**WORK INSTRUCTIONS**
Check the listing below for lines with the word "可知治疗鸟类的兽医往往很难找到" and say how many there are, with nothing but the number.

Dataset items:
● ● ●

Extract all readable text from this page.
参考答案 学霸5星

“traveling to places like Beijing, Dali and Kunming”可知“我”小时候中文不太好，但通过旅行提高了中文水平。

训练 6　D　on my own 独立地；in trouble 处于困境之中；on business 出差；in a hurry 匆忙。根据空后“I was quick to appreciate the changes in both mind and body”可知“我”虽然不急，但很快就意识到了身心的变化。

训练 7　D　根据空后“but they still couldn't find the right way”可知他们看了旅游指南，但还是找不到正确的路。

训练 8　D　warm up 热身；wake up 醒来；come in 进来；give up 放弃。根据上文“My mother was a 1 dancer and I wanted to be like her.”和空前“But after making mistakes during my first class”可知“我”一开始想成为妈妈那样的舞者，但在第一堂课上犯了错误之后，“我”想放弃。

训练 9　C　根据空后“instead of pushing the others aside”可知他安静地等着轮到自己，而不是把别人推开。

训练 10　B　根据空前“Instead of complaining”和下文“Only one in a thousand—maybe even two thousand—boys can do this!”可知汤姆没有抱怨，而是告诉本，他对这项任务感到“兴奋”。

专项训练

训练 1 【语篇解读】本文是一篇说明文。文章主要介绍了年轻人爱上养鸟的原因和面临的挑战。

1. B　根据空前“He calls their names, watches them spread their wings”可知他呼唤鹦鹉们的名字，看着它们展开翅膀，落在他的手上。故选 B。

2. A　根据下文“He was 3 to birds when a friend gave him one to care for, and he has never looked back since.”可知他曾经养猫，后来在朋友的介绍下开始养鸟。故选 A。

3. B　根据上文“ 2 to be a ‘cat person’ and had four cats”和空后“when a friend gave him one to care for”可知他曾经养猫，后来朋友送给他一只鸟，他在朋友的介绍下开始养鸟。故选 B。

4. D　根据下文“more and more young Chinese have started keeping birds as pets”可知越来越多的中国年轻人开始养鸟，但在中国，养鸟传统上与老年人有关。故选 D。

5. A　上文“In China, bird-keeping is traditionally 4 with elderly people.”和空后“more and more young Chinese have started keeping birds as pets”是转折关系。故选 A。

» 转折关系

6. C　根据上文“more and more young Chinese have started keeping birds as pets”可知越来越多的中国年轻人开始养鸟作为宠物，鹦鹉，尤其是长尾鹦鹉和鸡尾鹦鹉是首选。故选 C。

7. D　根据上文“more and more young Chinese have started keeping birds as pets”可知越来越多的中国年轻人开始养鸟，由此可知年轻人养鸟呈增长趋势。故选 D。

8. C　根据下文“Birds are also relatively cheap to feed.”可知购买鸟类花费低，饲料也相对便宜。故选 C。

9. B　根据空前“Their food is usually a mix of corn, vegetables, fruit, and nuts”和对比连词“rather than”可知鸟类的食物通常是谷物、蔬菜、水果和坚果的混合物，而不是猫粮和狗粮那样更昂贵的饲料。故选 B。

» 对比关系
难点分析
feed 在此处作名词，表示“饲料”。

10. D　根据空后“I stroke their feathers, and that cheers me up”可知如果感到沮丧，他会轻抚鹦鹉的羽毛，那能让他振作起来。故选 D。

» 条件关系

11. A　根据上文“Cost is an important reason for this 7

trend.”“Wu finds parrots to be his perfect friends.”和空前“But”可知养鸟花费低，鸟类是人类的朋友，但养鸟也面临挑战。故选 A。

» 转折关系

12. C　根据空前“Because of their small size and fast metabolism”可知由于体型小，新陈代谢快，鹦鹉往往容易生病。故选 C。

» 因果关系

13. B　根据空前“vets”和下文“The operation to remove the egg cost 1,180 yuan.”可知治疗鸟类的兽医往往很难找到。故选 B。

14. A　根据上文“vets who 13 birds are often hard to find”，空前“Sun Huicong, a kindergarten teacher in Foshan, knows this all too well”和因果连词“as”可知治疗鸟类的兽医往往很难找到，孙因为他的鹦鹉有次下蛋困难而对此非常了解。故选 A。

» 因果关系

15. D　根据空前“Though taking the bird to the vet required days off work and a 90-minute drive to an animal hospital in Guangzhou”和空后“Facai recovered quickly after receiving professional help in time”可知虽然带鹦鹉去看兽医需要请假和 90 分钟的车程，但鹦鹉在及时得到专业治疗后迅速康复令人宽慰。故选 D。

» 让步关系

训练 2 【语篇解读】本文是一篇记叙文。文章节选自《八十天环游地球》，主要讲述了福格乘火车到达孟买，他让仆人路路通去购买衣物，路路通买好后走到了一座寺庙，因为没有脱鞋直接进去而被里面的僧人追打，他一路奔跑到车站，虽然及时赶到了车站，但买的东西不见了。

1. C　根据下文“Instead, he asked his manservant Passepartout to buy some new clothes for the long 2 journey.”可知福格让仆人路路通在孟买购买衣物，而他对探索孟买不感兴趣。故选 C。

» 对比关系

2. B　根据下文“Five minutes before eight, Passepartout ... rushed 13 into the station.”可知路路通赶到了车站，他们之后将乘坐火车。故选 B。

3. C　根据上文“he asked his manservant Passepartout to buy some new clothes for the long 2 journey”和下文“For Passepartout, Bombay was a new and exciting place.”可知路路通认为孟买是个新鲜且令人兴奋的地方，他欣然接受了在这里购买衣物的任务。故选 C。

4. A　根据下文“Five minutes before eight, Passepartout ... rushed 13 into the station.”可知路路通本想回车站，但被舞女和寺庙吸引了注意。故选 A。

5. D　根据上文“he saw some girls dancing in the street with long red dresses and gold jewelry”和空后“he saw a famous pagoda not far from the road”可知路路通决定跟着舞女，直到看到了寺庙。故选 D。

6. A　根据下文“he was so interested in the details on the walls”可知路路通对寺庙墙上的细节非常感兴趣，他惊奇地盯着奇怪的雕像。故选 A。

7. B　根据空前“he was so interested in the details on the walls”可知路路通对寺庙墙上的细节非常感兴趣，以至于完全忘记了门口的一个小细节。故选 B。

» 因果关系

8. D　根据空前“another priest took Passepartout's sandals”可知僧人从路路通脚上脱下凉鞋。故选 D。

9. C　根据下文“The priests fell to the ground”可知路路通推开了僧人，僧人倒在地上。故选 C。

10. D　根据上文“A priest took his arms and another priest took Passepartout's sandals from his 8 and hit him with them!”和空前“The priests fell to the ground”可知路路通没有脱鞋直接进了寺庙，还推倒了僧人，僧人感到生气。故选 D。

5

● ● ●

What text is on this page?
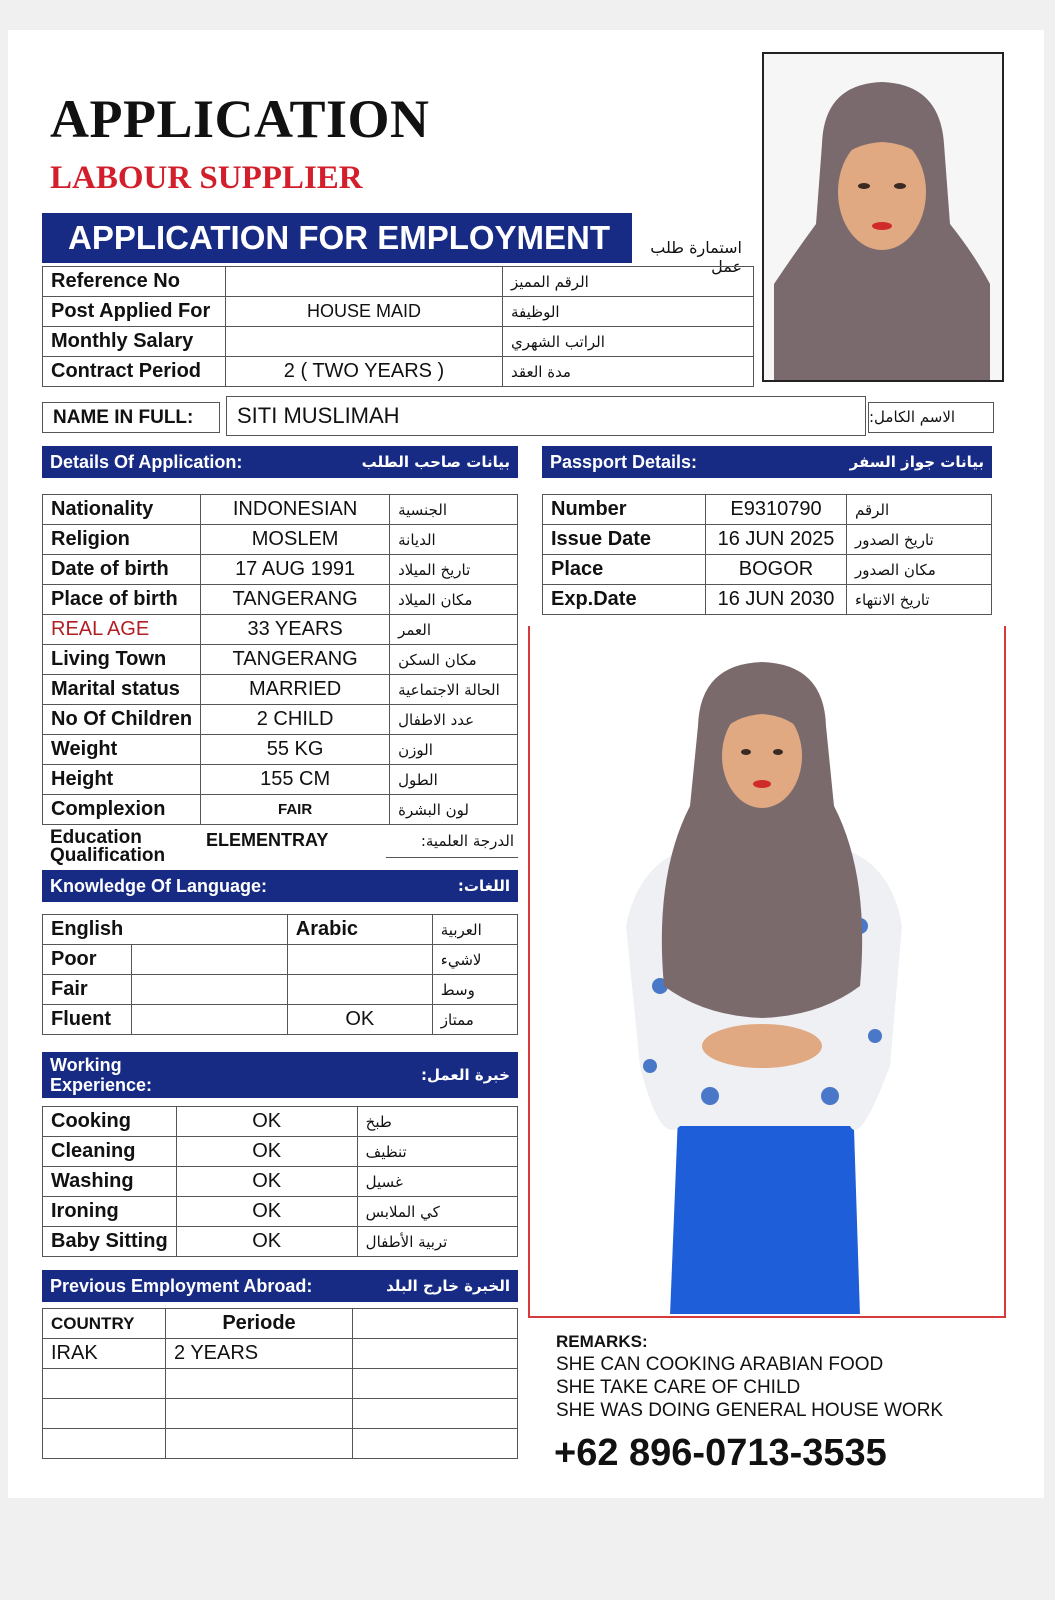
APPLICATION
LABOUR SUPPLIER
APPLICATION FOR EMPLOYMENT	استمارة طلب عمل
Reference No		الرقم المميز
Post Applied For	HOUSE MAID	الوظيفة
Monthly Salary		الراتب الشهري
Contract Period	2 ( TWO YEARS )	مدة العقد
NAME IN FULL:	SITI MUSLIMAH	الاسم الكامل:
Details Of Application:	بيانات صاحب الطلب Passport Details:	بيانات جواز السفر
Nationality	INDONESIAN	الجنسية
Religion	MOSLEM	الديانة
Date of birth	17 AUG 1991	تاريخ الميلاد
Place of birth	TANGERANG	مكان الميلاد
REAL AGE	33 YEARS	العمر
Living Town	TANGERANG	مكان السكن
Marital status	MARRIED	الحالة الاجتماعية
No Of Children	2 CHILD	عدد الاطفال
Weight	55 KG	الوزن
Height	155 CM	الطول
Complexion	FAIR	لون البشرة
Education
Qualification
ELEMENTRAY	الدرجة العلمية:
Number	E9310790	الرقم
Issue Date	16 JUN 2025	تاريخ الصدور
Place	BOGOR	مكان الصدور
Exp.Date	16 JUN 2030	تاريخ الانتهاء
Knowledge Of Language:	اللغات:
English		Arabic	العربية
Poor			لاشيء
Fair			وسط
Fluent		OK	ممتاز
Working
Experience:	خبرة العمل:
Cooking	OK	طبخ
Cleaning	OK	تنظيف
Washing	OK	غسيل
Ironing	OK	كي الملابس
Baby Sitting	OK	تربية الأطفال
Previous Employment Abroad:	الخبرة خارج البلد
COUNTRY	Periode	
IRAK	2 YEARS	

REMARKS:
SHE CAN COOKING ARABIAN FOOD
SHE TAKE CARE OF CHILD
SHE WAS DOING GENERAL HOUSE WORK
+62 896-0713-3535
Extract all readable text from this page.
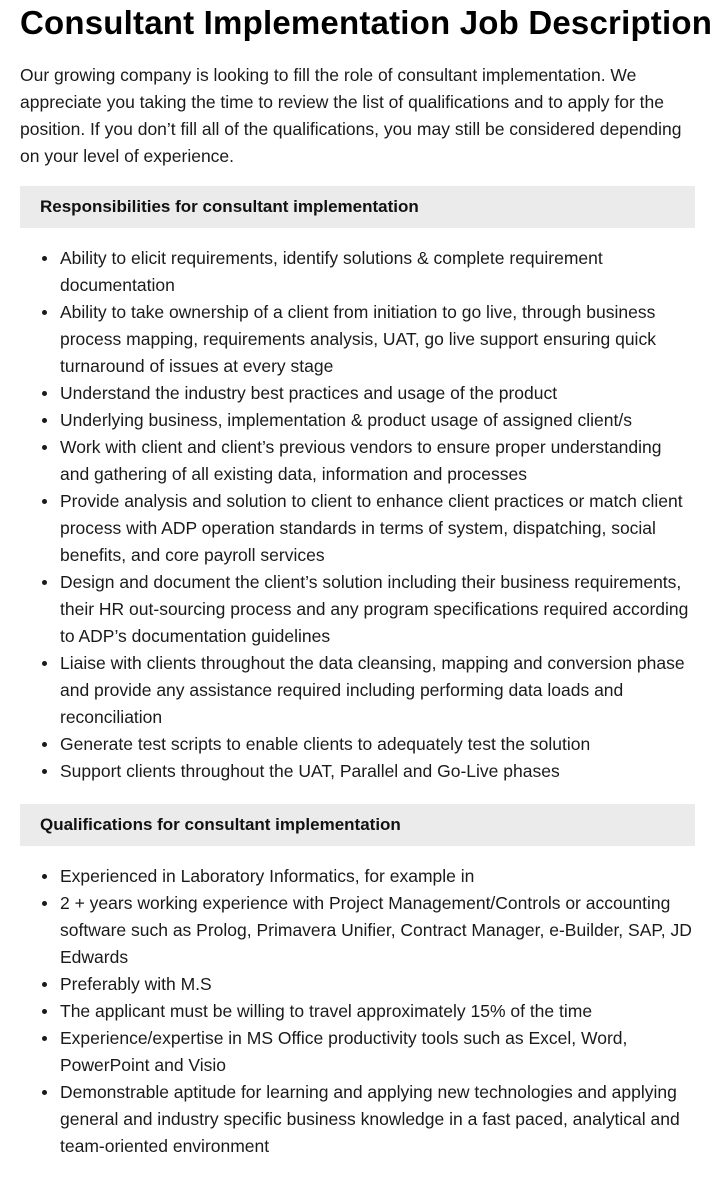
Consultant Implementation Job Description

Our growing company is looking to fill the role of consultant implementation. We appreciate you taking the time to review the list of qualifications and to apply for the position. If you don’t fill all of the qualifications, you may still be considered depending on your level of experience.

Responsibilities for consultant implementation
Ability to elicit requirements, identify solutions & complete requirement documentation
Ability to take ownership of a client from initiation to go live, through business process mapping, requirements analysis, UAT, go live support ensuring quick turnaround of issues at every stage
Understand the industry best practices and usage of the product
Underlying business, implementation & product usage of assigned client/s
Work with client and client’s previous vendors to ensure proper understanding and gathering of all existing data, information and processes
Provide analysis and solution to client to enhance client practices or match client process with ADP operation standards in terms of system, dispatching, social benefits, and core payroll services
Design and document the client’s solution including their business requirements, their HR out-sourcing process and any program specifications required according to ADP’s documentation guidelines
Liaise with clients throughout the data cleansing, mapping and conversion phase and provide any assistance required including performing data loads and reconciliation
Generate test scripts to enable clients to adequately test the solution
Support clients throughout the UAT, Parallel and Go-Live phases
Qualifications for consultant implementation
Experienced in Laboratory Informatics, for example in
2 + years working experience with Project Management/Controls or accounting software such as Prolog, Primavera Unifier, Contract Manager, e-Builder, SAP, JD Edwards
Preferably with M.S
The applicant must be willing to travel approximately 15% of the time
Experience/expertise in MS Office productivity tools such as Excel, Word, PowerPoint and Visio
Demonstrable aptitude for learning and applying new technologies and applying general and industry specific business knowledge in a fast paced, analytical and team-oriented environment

● ● ●

**EXERCISE SOLUTION**
2